* **What is required**:
Search the material below for the word "title" and copy every line in which it occurs.

-=-=-=-=-

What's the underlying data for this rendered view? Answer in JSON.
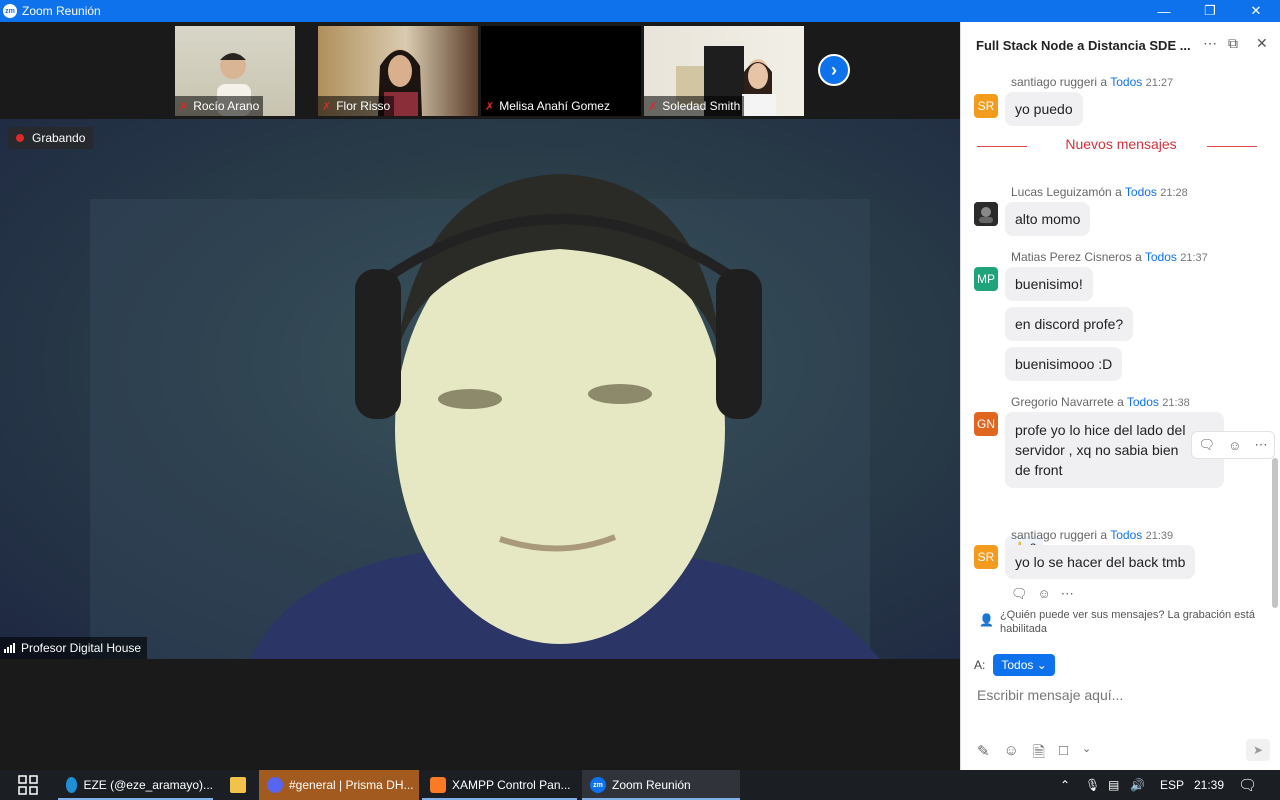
{
  "window": {
    "title": "Zoom Reunión"
  },
  "participants": [
    {
      "name": "Rocío Arano"
    },
    {
      "name": "Flor Risso"
    },
    {
      "name": "Melisa Anahí Gomez"
    },
    {
      "name": "Soledad Smith"
    }
  ],
  "recording": {
    "label": "Grabando"
  },
  "speaker": {
    "name": "Profesor Digital House"
  },
  "chat": {
    "title": "Full Stack Node a Distancia SDE ...",
    "new_messages_label": "Nuevos mensajes",
    "messages": [
      {
        "initials": "SR",
        "avatar_color": "#f29b1c",
        "sender": "santiago ruggeri",
        "to_word": "a",
        "recipient": "Todos",
        "time": "21:27",
        "texts": [
          "yo puedo"
        ]
      },
      {
        "initials": "",
        "avatar_color": "#333333",
        "sender": "Lucas Leguizamón",
        "to_word": "a",
        "recipient": "Todos",
        "time": "21:28",
        "texts": [
          "alto momo"
        ]
      },
      {
        "initials": "MP",
        "avatar_color": "#1fa37a",
        "sender": "Matias Perez Cisneros",
        "to_word": "a",
        "recipient": "Todos",
        "time": "21:37",
        "texts": [
          "buenisimo!",
          "en discord profe?",
          "buenisimooo :D"
        ]
      },
      {
        "initials": "GN",
        "avatar_color": "#e0651f",
        "sender": "Gregorio Navarrete",
        "to_word": "a",
        "recipient": "Todos",
        "time": "21:38",
        "texts": [
          "profe yo lo hice del lado del",
          "servidor , xq no sabia bien",
          "de front"
        ]
      },
      {
        "initials": "SR",
        "avatar_color": "#f29b1c",
        "sender": "santiago ruggeri",
        "to_word": "a",
        "recipient": "Todos",
        "time": "21:39",
        "texts": [
          "yo lo se hacer del back tmb"
        ]
      }
    ],
    "reaction": {
      "emoji": "👍",
      "count": "2"
    },
    "notice": "¿Quién puede ver sus mensajes? La grabación está habilitada",
    "to_label": "A:",
    "to_value": "Todos",
    "input_placeholder": "Escribir mensaje aquí..."
  },
  "taskbar": {
    "items": [
      {
        "label": "EZE (@eze_aramayo)...",
        "icon_color": "#1f8fd6"
      },
      {
        "label": "#general | Prisma DH...",
        "icon_color": "#5865f2"
      },
      {
        "label": "XAMPP Control Pan...",
        "icon_color": "#fb7a24"
      },
      {
        "label": "Zoom Reunión",
        "icon_color": "#0e72ed"
      }
    ],
    "lang": "ESP",
    "clock": "21:39"
  }
}
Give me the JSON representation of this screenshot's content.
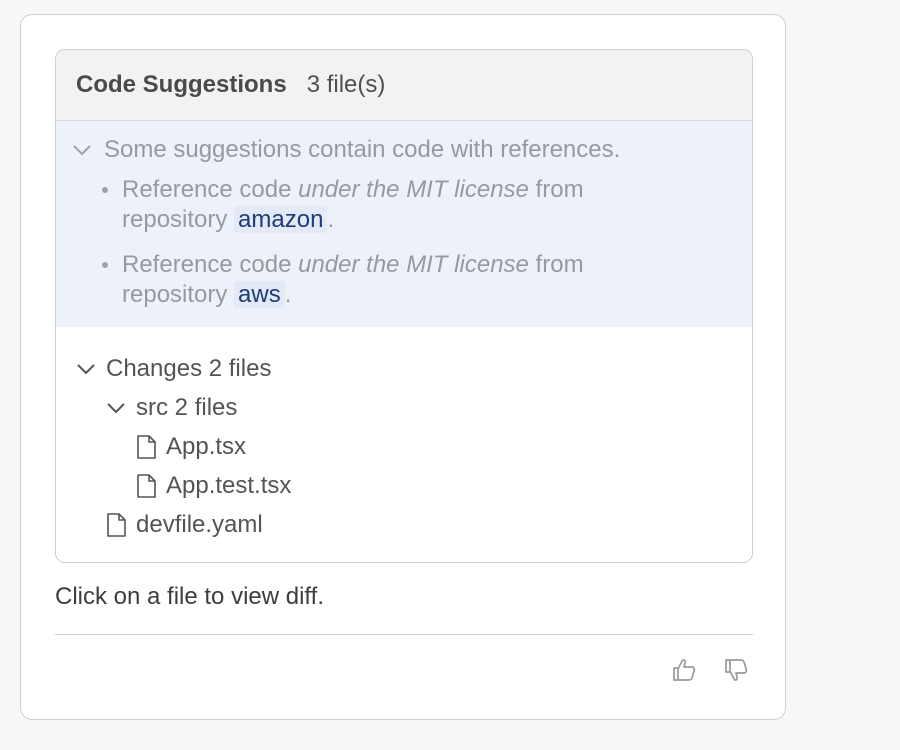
{
  "header": {
    "title": "Code Suggestions",
    "count": "3 file(s)"
  },
  "references": {
    "summary": "Some suggestions contain code with references.",
    "items": [
      {
        "prefix": "Reference code ",
        "license": "under the MIT license",
        "middle": " from repository ",
        "repo": "amazon",
        "suffix": "."
      },
      {
        "prefix": "Reference code ",
        "license": "under the MIT license",
        "middle": " from repository ",
        "repo": "aws",
        "suffix": "."
      }
    ]
  },
  "tree": {
    "root": {
      "label": "Changes",
      "count": "2 files"
    },
    "folder": {
      "label": "src",
      "count": "2 files"
    },
    "files": [
      "App.tsx",
      "App.test.tsx"
    ],
    "root_file": "devfile.yaml"
  },
  "hint": "Click on a file to view diff.",
  "icons": {
    "chevron": "chevron-down-icon",
    "file": "file-icon",
    "thumbs_up": "thumbs-up-icon",
    "thumbs_down": "thumbs-down-icon"
  },
  "colors": {
    "references_bg": "#edf2fa",
    "repo_link": "#1d3a7a"
  }
}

-=-=-=-=-

* **Written answer**:
    "title": "Zoom Reunión"
    "title": "Full Stack Node a Distancia SDE ...",
    "title": "Code Suggestions",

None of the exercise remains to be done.